Set problem: Every line below should be repeated exactly.

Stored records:

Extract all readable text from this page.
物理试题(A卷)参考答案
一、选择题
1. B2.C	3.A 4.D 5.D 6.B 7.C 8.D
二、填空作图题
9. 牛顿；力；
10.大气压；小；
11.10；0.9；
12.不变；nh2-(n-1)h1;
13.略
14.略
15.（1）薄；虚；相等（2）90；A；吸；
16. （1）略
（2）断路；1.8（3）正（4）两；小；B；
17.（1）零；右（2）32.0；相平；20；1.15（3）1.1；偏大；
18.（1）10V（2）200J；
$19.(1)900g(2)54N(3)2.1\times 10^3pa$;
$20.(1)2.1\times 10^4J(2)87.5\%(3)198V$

Exercise result:
Extract all readable text from this page.
物理试题(A卷)参考答案
一、选择题
1. B2.C	3.A 4.D 5.D 6.B 7.C 8.D
二、填空作图题
9. 牛顿；力；
10.大气压；小；
11.10；0.9；
12.不变；nh2-(n-1)h1;
13.略
14.略
15.（1）薄；虚；相等（2）90；A；吸；
16. （1）略
（2）断路；1.8（3）正（4）两；小；B；
17.（1）零；右（2）32.0；相平；20；1.15（3）1.1；偏大；
18.（1）10V（2）200J；
$19.(1)900g(2)54N(3)2.1\times 10^3pa$;
$20.(1)2.1\times 10^4J(2)87.5\%(3)198V$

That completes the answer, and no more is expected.